Entries with figure data:
☆ ☆ ☆ ☆
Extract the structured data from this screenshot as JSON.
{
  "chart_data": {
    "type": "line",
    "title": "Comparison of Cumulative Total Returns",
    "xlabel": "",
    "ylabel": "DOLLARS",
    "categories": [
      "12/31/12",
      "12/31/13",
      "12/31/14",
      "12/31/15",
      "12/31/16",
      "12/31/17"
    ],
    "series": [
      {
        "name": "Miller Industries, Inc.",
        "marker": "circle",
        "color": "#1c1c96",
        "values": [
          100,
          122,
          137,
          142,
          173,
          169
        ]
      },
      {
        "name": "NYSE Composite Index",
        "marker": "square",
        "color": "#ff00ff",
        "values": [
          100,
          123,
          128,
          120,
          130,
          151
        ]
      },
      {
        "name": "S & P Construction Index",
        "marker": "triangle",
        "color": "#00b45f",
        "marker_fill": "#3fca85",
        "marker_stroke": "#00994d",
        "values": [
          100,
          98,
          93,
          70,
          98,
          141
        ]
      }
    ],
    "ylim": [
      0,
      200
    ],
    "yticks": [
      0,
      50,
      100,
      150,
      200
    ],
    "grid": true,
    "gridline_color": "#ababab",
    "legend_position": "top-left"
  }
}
☆ ☆ ☆ ☆
* _Problem requirements_
Identify and list each line with the word "Index".

* _Expected output_
        "name": "NYSE Composite Index",
        "name": "S & P Construction Index",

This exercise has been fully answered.